» **Directions**: Each line in the entries below that holds the string "strategies" is to be listed.

(Stored data entries)

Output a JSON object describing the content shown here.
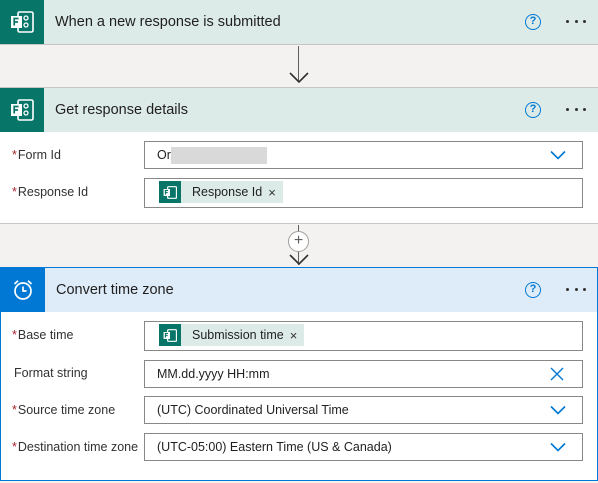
{
  "trigger": {
    "title": "When a new response is submitted",
    "icon": "microsoft-forms-icon",
    "help_glyph": "?"
  },
  "get_response": {
    "title": "Get response details",
    "icon": "microsoft-forms-icon",
    "help_glyph": "?",
    "fields": {
      "form_id": {
        "required_mark": "*",
        "label": "Form Id",
        "value": "Or"
      },
      "response_id": {
        "required_mark": "*",
        "label": "Response Id",
        "token": "Response Id",
        "token_remove": "×"
      }
    }
  },
  "add_step": {
    "glyph": "+"
  },
  "convert": {
    "title": "Convert time zone",
    "icon": "alarm-clock-icon",
    "help_glyph": "?",
    "fields": {
      "base_time": {
        "required_mark": "*",
        "label": "Base time",
        "token": "Submission time",
        "token_remove": "×"
      },
      "format_string": {
        "label": "Format string",
        "value": "MM.dd.yyyy HH:mm"
      },
      "source_tz": {
        "required_mark": "*",
        "label": "Source time zone",
        "value": "(UTC) Coordinated Universal Time"
      },
      "dest_tz": {
        "required_mark": "*",
        "label": "Destination time zone",
        "value": "(UTC-05:00) Eastern Time (US & Canada)"
      }
    }
  },
  "colors": {
    "forms_green": "#077568",
    "forms_header_bg": "#dcebe8",
    "convert_header_bg": "#deecf9",
    "accent_blue": "#0078d4",
    "required_red": "#a4262c"
  }
}
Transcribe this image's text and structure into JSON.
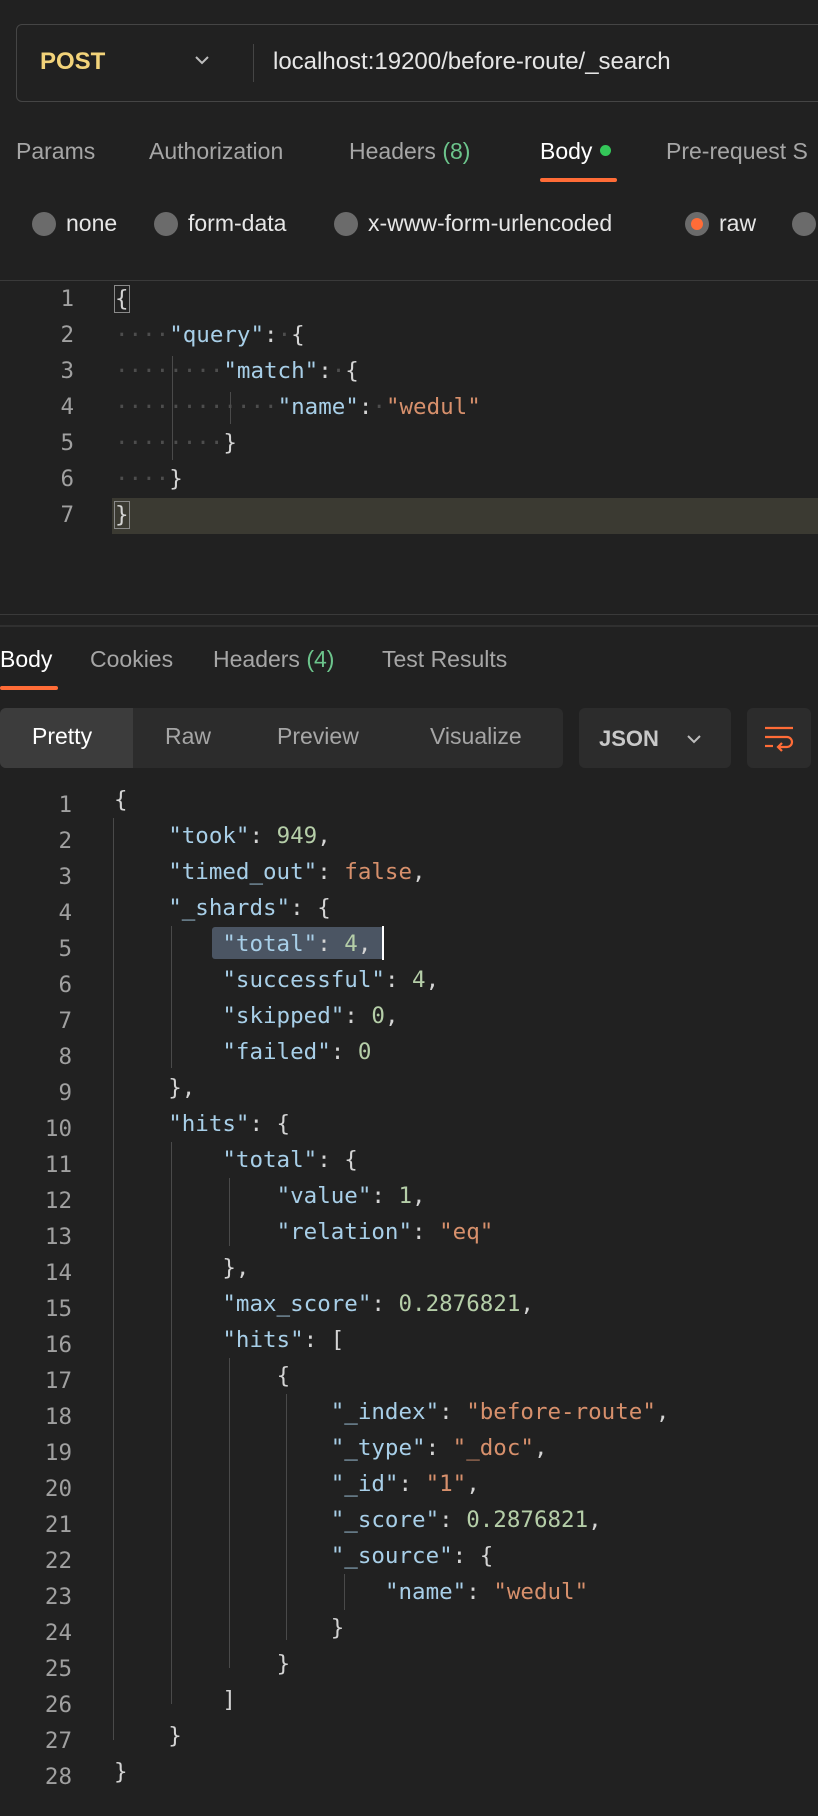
{
  "request": {
    "method": "POST",
    "url": "localhost:19200/before-route/_search"
  },
  "request_tabs": {
    "params": "Params",
    "authorization": "Authorization",
    "headers_label": "Headers",
    "headers_count": "(8)",
    "body": "Body",
    "prerequest": "Pre-request S"
  },
  "body_types": {
    "none": "none",
    "form_data": "form-data",
    "urlencoded": "x-www-form-urlencoded",
    "raw": "raw",
    "selected": "raw"
  },
  "request_body": {
    "line_numbers": [
      "1",
      "2",
      "3",
      "4",
      "5",
      "6",
      "7"
    ],
    "l1": "{",
    "l2_key": "\"query\"",
    "l3_key": "\"match\"",
    "l4_key": "\"name\"",
    "l4_val": "\"wedul\"",
    "l5": "}",
    "l6": "}",
    "l7": "}"
  },
  "response_tabs": {
    "body": "Body",
    "cookies": "Cookies",
    "headers_label": "Headers",
    "headers_count": "(4)",
    "test_results": "Test Results"
  },
  "view_modes": {
    "pretty": "Pretty",
    "raw": "Raw",
    "preview": "Preview",
    "visualize": "Visualize",
    "format": "JSON"
  },
  "response_body": {
    "took": "949",
    "timed_out": "false",
    "shards_total": "4",
    "shards_successful": "4",
    "shards_skipped": "0",
    "shards_failed": "0",
    "hits_total_value": "1",
    "hits_total_relation": "\"eq\"",
    "max_score": "0.2876821",
    "hit_index": "\"before-route\"",
    "hit_type": "\"_doc\"",
    "hit_id": "\"1\"",
    "hit_score": "0.2876821",
    "hit_source_name": "\"wedul\""
  },
  "colors": {
    "accent": "#ff6c37",
    "method": "#f2d37a",
    "count": "#6cc48c",
    "string": "#d7906c",
    "number": "#b5cea8",
    "key": "#a8cfe8"
  },
  "icons": [
    "chevron-down-icon",
    "wrap-lines-icon"
  ]
}
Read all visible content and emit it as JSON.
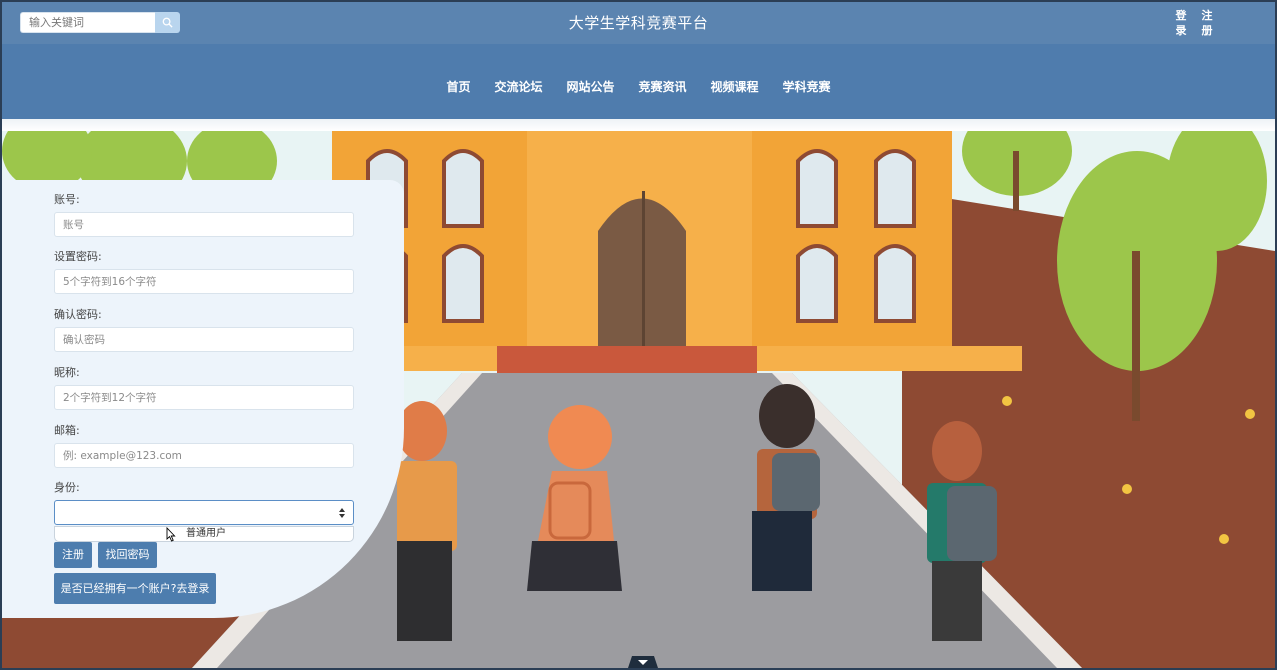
{
  "header": {
    "search_placeholder": "输入关键词",
    "site_title": "大学生学科竞赛平台",
    "login_chars": [
      "登",
      "录"
    ],
    "register_chars": [
      "注",
      "册"
    ]
  },
  "nav": {
    "items": [
      "首页",
      "交流论坛",
      "网站公告",
      "竞赛资讯",
      "视频课程",
      "学科竞赛"
    ]
  },
  "form": {
    "account": {
      "label": "账号:",
      "placeholder": "账号"
    },
    "password": {
      "label": "设置密码:",
      "placeholder": "5个字符到16个字符"
    },
    "confirm": {
      "label": "确认密码:",
      "placeholder": "确认密码"
    },
    "nickname": {
      "label": "昵称:",
      "placeholder": "2个字符到12个字符"
    },
    "email": {
      "label": "邮箱:",
      "placeholder": "例: example@123.com"
    },
    "role": {
      "label": "身份:",
      "value": "",
      "options": [
        "普通用户"
      ]
    },
    "register_button": "注册",
    "recover_button": "找回密码",
    "login_link_button": "是否已经拥有一个账户?去登录"
  },
  "colors": {
    "topbar": "#5b84b0",
    "nav": "#4f7cad",
    "button": "#4d7dae",
    "panel": "#edf4fb"
  }
}
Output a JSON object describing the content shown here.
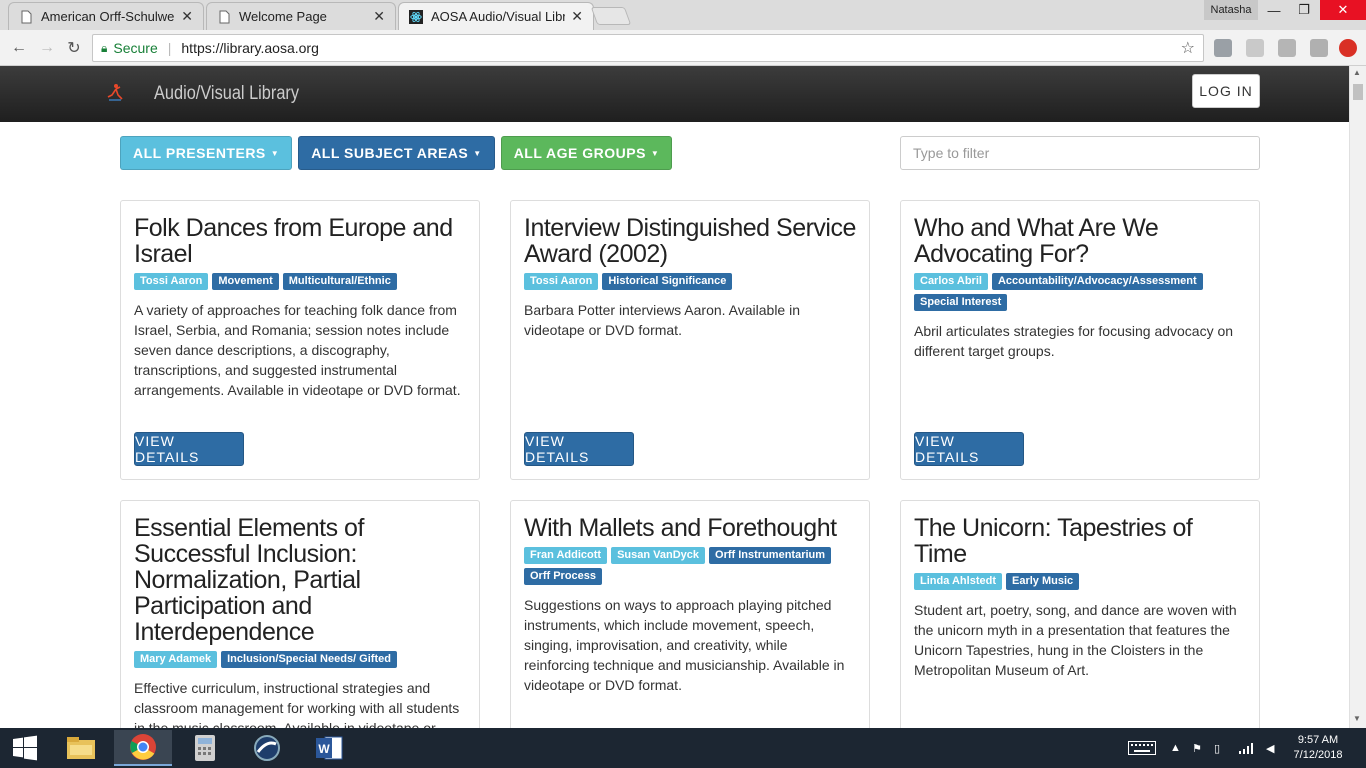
{
  "browser": {
    "tabs": [
      {
        "title": "American Orff-Schulwerk",
        "close": "✕"
      },
      {
        "title": "Welcome Page",
        "close": "✕"
      },
      {
        "title": "AOSA Audio/Visual Library",
        "close": "✕"
      }
    ],
    "profile_name": "Natasha",
    "window_controls": {
      "minimize": "—",
      "maximize": "❐",
      "close": "✕"
    },
    "secure_label": "Secure",
    "url": "https://library.aosa.org"
  },
  "site": {
    "brand": "Audio/Visual Library",
    "login_label": "LOG IN",
    "filters": {
      "presenters": "ALL PRESENTERS",
      "subjects": "ALL SUBJECT AREAS",
      "ages": "ALL AGE GROUPS"
    },
    "filter_placeholder": "Type to filter",
    "view_details_label": "VIEW DETAILS"
  },
  "cards": [
    {
      "title": "Folk Dances from Europe and Israel",
      "presenters": [
        "Tossi Aaron"
      ],
      "subjects": [
        "Movement",
        "Multicultural/Ethnic"
      ],
      "description": "A variety of approaches for teaching folk dance from Israel, Serbia, and Romania; session notes include seven dance descriptions, a discography, transcriptions, and suggested instrumental arrangements. Available in videotape or DVD format."
    },
    {
      "title": "Interview Distinguished Service Award (2002)",
      "presenters": [
        "Tossi Aaron"
      ],
      "subjects": [
        "Historical Significance"
      ],
      "description": "Barbara Potter interviews Aaron. Available in videotape or DVD format."
    },
    {
      "title": "Who and What Are We Advocating For?",
      "presenters": [
        "Carlos Abril"
      ],
      "subjects": [
        "Accountability/Advocacy/Assessment",
        "Special Interest"
      ],
      "description": "Abril articulates strategies for focusing advocacy on different target groups."
    },
    {
      "title": "Essential Elements of Successful Inclusion: Normalization, Partial Participation and Interdependence",
      "presenters": [
        "Mary Adamek"
      ],
      "subjects": [
        "Inclusion/Special Needs/ Gifted"
      ],
      "description": "Effective curriculum, instructional strategies and classroom management for working with all students in the music classroom. Available in videotape or DVD format."
    },
    {
      "title": "With Mallets and Forethought",
      "presenters": [
        "Fran Addicott",
        "Susan VanDyck"
      ],
      "subjects": [
        "Orff Instrumentarium",
        "Orff Process"
      ],
      "description": "Suggestions on ways to approach playing pitched instruments, which include movement, speech, singing, improvisation, and creativity, while reinforcing technique and musicianship. Available in videotape or DVD format."
    },
    {
      "title": "The Unicorn: Tapestries of Time",
      "presenters": [
        "Linda Ahlstedt"
      ],
      "subjects": [
        "Early Music"
      ],
      "description": "Student art, poetry, song, and dance are woven with the unicorn myth in a presentation that features the Unicorn Tapestries, hung in the Cloisters in the Metropolitan Museum of Art."
    }
  ],
  "taskbar": {
    "time": "9:57 AM",
    "date": "7/12/2018"
  },
  "colors": {
    "info": "#5bc0de",
    "primary": "#2e6ca4",
    "success": "#5cb85c",
    "navbar": "#2a2a2a"
  }
}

» **Answer below**:
      "description": "Abril articulates strategies for focusing advocacy on different target groups."
      "description": "Effective curriculum, instructional strategies and classroom management for working with all students in the music classroom. Available in videotape or DVD format."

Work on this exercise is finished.